▶ Work to be completed:
Note each line where "more" appears, and copy it.

▶ Data section:
• • • • • • •

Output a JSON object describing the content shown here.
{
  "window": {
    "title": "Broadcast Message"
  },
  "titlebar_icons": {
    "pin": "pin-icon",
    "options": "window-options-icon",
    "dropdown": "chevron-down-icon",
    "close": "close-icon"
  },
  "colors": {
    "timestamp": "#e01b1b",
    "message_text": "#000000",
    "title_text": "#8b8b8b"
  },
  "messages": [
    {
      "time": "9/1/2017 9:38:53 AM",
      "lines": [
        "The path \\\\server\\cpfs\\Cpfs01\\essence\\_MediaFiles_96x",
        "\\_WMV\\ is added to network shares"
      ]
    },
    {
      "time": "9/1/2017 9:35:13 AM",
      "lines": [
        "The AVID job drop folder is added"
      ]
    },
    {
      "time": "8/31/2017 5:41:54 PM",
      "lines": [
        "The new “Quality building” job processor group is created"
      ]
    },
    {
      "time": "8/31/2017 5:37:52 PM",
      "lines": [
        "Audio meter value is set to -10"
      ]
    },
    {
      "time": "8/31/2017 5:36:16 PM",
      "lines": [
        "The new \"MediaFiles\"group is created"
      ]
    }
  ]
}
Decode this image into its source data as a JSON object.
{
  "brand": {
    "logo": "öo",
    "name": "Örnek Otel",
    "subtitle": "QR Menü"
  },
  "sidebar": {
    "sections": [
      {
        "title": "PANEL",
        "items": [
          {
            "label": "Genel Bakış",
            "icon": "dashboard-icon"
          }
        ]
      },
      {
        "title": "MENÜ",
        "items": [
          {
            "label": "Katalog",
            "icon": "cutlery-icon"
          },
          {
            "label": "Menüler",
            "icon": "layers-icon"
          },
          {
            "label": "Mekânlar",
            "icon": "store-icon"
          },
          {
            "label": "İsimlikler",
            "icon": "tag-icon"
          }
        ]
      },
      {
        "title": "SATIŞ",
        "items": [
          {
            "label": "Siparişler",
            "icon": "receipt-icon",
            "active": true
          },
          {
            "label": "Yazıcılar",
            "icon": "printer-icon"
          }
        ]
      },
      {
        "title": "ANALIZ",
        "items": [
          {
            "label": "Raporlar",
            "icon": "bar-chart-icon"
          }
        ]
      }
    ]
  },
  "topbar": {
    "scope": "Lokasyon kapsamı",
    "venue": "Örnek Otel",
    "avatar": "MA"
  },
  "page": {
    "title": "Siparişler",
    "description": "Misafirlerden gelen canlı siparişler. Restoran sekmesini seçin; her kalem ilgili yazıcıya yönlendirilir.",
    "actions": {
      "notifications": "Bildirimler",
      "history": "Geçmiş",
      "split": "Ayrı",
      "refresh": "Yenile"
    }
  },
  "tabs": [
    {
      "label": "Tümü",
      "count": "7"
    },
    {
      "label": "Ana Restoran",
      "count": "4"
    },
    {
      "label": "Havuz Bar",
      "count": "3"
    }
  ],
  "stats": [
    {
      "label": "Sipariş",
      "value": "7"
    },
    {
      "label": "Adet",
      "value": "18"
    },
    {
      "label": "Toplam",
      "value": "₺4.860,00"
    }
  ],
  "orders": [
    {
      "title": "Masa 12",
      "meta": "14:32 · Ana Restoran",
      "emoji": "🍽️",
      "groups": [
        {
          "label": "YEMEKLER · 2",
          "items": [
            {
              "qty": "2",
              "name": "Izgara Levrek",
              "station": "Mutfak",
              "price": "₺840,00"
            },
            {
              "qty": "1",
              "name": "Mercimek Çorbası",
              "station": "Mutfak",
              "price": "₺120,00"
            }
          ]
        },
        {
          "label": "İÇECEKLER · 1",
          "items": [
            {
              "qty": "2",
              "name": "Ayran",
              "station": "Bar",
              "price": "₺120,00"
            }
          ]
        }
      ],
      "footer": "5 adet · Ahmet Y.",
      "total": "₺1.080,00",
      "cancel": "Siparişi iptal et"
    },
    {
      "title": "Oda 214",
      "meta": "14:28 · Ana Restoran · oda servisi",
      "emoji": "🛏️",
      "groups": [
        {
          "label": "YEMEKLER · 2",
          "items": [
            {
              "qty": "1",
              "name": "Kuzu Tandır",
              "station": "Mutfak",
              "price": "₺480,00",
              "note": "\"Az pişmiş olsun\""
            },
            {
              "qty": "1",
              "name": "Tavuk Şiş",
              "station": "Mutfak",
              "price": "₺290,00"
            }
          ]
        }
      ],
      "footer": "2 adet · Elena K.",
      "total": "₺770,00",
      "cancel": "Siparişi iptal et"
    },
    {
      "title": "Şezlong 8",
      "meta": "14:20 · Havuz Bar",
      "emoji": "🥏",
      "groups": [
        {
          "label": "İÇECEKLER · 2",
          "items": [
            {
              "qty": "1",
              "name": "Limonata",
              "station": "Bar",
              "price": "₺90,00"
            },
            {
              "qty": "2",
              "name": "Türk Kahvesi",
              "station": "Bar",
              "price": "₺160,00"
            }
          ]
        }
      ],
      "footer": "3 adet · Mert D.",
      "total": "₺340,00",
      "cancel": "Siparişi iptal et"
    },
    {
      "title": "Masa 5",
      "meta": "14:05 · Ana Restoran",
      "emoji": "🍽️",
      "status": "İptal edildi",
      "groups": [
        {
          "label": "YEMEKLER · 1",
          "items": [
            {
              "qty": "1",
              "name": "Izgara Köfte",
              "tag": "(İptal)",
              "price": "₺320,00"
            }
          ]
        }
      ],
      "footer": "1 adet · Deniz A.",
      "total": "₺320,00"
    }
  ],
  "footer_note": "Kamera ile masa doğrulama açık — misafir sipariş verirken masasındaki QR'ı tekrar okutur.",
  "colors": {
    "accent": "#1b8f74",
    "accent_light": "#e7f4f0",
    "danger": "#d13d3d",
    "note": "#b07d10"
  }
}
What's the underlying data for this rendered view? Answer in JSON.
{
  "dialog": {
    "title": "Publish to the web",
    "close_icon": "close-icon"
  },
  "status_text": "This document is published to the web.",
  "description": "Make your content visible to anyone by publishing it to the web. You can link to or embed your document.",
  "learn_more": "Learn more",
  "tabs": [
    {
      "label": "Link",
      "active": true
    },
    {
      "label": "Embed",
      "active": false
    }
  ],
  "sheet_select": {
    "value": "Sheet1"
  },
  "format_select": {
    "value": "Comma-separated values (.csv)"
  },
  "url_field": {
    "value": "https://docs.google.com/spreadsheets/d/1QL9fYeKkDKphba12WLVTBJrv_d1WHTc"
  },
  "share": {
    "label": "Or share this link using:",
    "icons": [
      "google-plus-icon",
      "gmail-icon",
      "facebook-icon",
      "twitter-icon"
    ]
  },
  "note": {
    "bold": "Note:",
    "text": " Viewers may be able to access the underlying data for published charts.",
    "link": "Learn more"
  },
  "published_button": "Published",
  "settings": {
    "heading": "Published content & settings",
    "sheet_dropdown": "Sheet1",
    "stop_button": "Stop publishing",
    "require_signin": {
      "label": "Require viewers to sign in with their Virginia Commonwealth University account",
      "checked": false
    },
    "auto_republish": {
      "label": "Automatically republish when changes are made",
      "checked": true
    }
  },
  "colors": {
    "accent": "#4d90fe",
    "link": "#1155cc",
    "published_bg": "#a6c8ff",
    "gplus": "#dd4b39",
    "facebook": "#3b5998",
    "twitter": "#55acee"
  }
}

• • • • • • •

▶ Answer for this exercise:
  "learn_more": "Learn more",
    "link": "Learn more"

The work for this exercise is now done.